## EXERCISE DETAILS
Write the data out again, exactly as given.

## DATA SUPPLIED
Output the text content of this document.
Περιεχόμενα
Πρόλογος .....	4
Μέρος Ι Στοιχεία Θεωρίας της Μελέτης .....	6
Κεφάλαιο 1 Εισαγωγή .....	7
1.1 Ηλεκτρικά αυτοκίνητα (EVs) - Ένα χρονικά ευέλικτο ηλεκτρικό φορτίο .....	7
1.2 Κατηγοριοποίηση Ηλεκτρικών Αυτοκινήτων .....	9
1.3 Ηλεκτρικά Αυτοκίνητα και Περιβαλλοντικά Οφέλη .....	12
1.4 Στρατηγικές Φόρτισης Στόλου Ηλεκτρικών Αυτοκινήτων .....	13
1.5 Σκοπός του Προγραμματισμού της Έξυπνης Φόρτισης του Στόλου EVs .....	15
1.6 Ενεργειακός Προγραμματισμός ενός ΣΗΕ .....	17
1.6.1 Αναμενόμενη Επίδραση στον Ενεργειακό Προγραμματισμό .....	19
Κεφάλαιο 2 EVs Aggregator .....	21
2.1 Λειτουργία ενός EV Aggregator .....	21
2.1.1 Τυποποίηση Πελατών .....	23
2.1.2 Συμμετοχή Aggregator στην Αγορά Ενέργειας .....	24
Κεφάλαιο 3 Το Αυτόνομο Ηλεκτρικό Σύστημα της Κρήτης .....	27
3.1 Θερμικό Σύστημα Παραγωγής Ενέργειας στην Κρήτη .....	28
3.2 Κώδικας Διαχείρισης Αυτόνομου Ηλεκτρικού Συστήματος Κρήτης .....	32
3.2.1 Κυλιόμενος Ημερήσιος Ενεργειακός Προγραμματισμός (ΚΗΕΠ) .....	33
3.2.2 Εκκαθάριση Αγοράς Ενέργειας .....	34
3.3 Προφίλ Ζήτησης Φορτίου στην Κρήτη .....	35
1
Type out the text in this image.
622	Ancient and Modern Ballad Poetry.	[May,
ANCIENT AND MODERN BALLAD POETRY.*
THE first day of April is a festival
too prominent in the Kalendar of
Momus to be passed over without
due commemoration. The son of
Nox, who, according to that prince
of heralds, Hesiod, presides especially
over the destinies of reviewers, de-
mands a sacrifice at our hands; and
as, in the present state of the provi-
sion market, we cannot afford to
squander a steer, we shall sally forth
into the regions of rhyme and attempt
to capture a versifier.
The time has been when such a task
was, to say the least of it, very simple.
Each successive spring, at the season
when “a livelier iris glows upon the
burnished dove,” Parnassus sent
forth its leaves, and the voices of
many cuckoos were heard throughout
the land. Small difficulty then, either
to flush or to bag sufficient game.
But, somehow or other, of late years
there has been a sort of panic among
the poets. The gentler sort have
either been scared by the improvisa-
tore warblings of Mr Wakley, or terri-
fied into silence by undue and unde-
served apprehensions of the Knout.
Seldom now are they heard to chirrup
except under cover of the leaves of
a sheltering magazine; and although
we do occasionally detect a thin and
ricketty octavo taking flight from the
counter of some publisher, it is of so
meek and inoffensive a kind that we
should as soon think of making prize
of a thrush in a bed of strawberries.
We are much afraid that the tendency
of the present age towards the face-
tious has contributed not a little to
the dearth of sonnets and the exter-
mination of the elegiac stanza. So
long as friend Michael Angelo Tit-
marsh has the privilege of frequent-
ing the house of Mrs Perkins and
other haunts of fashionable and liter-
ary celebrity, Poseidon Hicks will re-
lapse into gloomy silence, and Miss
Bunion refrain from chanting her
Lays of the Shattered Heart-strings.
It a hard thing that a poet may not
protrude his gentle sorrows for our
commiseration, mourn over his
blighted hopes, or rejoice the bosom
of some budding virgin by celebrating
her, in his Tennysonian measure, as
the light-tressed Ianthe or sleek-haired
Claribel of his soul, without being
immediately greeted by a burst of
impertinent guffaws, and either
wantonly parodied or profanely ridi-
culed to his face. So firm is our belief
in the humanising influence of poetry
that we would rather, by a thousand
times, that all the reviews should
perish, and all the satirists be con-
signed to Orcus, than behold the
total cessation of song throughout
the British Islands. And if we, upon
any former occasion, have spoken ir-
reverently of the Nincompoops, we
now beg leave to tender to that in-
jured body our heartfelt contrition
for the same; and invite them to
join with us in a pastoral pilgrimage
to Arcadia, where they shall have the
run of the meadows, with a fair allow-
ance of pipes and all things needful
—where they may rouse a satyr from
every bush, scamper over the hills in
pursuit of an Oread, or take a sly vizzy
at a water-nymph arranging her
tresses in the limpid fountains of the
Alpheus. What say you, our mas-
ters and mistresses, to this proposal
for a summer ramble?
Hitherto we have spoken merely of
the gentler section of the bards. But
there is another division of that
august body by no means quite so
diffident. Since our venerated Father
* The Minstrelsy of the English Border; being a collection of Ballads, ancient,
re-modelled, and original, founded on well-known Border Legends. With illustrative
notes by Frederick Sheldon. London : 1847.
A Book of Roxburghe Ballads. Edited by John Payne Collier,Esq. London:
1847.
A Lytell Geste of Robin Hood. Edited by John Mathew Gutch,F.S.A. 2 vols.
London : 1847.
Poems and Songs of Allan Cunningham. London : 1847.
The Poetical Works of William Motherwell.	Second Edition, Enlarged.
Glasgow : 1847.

## ANSWER FOR THE TASK
Output the text content of this document.
Περιεχόμενα
Πρόλογος .....	4
Μέρος Ι Στοιχεία Θεωρίας της Μελέτης .....	6
Κεφάλαιο 1 Εισαγωγή .....	7
1.1 Ηλεκτρικά αυτοκίνητα (EVs) - Ένα χρονικά ευέλικτο ηλεκτρικό φορτίο .....	7
1.2 Κατηγοριοποίηση Ηλεκτρικών Αυτοκινήτων .....	9
1.3 Ηλεκτρικά Αυτοκίνητα και Περιβαλλοντικά Οφέλη .....	12
1.4 Στρατηγικές Φόρτισης Στόλου Ηλεκτρικών Αυτοκινήτων .....	13
1.5 Σκοπός του Προγραμματισμού της Έξυπνης Φόρτισης του Στόλου EVs .....	15
1.6 Ενεργειακός Προγραμματισμός ενός ΣΗΕ .....	17
1.6.1 Αναμενόμενη Επίδραση στον Ενεργειακό Προγραμματισμό .....	19
Κεφάλαιο 2 EVs Aggregator .....	21
2.1 Λειτουργία ενός EV Aggregator .....	21
2.1.1 Τυποποίηση Πελατών .....	23
2.1.2 Συμμετοχή Aggregator στην Αγορά Ενέργειας .....	24
Κεφάλαιο 3 Το Αυτόνομο Ηλεκτρικό Σύστημα της Κρήτης .....	27
3.1 Θερμικό Σύστημα Παραγωγής Ενέργειας στην Κρήτη .....	28
3.2 Κώδικας Διαχείρισης Αυτόνομου Ηλεκτρικού Συστήματος Κρήτης .....	32
3.2.1 Κυλιόμενος Ημερήσιος Ενεργειακός Προγραμματισμός (ΚΗΕΠ) .....	33
3.2.2 Εκκαθάριση Αγοράς Ενέργειας .....	34
3.3 Προφίλ Ζήτησης Φορτίου στην Κρήτη .....	35
1
Type out the text in this image.
622	Ancient and Modern Ballad Poetry.	[May,
ANCIENT AND MODERN BALLAD POETRY.*
THE first day of April is a festival
too prominent in the Kalendar of
Momus to be passed over without
due commemoration. The son of
Nox, who, according to that prince
of heralds, Hesiod, presides especially
over the destinies of reviewers, de-
mands a sacrifice at our hands; and
as, in the present state of the provi-
sion market, we cannot afford to
squander a steer, we shall sally forth
into the regions of rhyme and attempt
to capture a versifier.
The time has been when such a task
was, to say the least of it, very simple.
Each successive spring, at the season
when “a livelier iris glows upon the
burnished dove,” Parnassus sent
forth its leaves, and the voices of
many cuckoos were heard throughout
the land. Small difficulty then, either
to flush or to bag sufficient game.
But, somehow or other, of late years
there has been a sort of panic among
the poets. The gentler sort have
either been scared by the improvisa-
tore warblings of Mr Wakley, or terri-
fied into silence by undue and unde-
served apprehensions of the Knout.
Seldom now are they heard to chirrup
except under cover of the leaves of
a sheltering magazine; and although
we do occasionally detect a thin and
ricketty octavo taking flight from the
counter of some publisher, it is of so
meek and inoffensive a kind that we
should as soon think of making prize
of a thrush in a bed of strawberries.
We are much afraid that the tendency
of the present age towards the face-
tious has contributed not a little to
the dearth of sonnets and the exter-
mination of the elegiac stanza. So
long as friend Michael Angelo Tit-
marsh has the privilege of frequent-
ing the house of Mrs Perkins and
other haunts of fashionable and liter-
ary celebrity, Poseidon Hicks will re-
lapse into gloomy silence, and Miss
Bunion refrain from chanting her
Lays of the Shattered Heart-strings.
It a hard thing that a poet may not
protrude his gentle sorrows for our
commiseration, mourn over his
blighted hopes, or rejoice the bosom
of some budding virgin by celebrating
her, in his Tennysonian measure, as
the light-tressed Ianthe or sleek-haired
Claribel of his soul, without being
immediately greeted by a burst of
impertinent guffaws, and either
wantonly parodied or profanely ridi-
culed to his face. So firm is our belief
in the humanising influence of poetry
that we would rather, by a thousand
times, that all the reviews should
perish, and all the satirists be con-
signed to Orcus, than behold the
total cessation of song throughout
the British Islands. And if we, upon
any former occasion, have spoken ir-
reverently of the Nincompoops, we
now beg leave to tender to that in-
jured body our heartfelt contrition
for the same; and invite them to
join with us in a pastoral pilgrimage
to Arcadia, where they shall have the
run of the meadows, with a fair allow-
ance of pipes and all things needful
—where they may rouse a satyr from
every bush, scamper over the hills in
pursuit of an Oread, or take a sly vizzy
at a water-nymph arranging her
tresses in the limpid fountains of the
Alpheus. What say you, our mas-
ters and mistresses, to this proposal
for a summer ramble?
Hitherto we have spoken merely of
the gentler section of the bards. But
there is another division of that
august body by no means quite so
diffident. Since our venerated Father
* The Minstrelsy of the English Border; being a collection of Ballads, ancient,
re-modelled, and original, founded on well-known Border Legends. With illustrative
notes by Frederick Sheldon. London : 1847.
A Book of Roxburghe Ballads. Edited by John Payne Collier,Esq. London:
1847.
A Lytell Geste of Robin Hood. Edited by John Mathew Gutch,F.S.A. 2 vols.
London : 1847.
Poems and Songs of Allan Cunningham. London : 1847.
The Poetical Works of William Motherwell.	Second Edition, Enlarged.
Glasgow : 1847.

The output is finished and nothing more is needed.